*Challenge:* Identify each line holding the string "haid" and copy it.

*Extracted records:*

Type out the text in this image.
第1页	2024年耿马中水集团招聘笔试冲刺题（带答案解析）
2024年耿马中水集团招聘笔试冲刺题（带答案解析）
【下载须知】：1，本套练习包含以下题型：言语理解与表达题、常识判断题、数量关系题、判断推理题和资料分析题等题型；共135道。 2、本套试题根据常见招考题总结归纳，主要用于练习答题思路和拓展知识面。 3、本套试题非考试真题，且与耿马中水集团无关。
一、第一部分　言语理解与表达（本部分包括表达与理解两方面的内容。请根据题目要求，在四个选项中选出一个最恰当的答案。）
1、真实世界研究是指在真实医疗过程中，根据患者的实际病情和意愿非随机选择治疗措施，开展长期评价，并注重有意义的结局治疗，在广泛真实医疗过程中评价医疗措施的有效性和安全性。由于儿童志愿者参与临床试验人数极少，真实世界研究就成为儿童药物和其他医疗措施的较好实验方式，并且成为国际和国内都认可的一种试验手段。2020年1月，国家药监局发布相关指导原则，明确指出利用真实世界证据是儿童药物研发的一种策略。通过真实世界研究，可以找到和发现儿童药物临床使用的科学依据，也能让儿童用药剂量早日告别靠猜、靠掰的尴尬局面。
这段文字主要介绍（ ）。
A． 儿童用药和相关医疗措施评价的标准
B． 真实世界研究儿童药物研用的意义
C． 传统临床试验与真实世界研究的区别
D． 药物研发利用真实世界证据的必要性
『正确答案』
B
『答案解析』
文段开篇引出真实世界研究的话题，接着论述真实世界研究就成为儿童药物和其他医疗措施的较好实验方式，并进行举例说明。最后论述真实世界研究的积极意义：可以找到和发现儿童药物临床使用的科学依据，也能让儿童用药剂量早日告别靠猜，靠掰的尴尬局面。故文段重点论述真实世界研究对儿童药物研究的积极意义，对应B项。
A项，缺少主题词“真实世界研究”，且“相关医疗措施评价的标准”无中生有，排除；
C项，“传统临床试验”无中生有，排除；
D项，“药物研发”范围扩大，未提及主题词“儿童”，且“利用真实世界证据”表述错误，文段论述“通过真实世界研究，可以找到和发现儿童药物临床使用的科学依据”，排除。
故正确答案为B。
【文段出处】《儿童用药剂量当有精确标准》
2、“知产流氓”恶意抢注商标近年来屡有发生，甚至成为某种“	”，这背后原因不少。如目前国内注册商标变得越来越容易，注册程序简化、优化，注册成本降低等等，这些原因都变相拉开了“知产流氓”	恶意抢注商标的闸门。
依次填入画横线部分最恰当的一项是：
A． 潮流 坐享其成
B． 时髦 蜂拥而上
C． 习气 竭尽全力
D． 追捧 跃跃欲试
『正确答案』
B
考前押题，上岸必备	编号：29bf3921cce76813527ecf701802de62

...

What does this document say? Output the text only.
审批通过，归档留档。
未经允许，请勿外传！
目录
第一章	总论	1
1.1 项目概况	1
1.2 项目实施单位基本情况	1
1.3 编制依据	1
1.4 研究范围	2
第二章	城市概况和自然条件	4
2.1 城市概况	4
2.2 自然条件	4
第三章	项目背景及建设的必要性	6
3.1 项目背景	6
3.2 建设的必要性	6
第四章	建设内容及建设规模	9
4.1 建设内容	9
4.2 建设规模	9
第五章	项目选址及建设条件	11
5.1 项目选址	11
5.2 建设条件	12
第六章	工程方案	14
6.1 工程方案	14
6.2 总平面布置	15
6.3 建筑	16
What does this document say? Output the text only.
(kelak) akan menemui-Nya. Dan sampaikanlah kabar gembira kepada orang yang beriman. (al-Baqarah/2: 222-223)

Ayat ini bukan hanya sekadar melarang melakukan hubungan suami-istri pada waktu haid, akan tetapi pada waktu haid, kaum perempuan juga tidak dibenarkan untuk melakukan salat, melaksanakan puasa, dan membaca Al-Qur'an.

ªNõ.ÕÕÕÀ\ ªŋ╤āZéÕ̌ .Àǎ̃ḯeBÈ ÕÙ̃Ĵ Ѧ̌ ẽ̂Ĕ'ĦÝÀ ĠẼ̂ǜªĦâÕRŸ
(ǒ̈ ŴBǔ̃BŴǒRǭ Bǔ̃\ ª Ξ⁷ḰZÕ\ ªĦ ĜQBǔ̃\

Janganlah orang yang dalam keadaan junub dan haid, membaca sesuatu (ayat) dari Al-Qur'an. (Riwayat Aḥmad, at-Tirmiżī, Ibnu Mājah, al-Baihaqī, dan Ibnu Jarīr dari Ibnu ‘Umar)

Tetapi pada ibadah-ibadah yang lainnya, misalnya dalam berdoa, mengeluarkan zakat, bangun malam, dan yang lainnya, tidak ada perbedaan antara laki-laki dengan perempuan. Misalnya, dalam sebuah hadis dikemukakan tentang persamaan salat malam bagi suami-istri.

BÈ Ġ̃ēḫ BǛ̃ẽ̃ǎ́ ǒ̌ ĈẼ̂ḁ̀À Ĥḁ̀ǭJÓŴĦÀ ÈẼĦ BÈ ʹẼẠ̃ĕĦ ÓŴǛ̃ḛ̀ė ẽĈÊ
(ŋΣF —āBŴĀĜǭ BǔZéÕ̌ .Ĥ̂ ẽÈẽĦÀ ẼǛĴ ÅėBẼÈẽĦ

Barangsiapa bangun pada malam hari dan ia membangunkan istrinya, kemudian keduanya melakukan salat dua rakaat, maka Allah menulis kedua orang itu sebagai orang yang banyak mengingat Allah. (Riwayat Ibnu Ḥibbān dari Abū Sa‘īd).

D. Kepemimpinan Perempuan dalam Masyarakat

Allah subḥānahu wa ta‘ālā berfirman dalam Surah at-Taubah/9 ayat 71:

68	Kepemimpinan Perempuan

*Finished exercise:*
Ayat ini bukan hanya sekadar melarang melakukan hubungan suami-istri pada waktu haid, akan tetapi pada waktu haid, kaum perempuan juga tidak dibenarkan untuk melakukan salat, melaksanakan puasa, dan membaca Al-Qur'an.
Janganlah orang yang dalam keadaan junub dan haid, membaca sesuatu (ayat) dari Al-Qur'an. (Riwayat Aḥmad, at-Tirmiżī, Ibnu Mājah, al-Baihaqī, dan Ibnu Jarīr dari Ibnu ‘Umar)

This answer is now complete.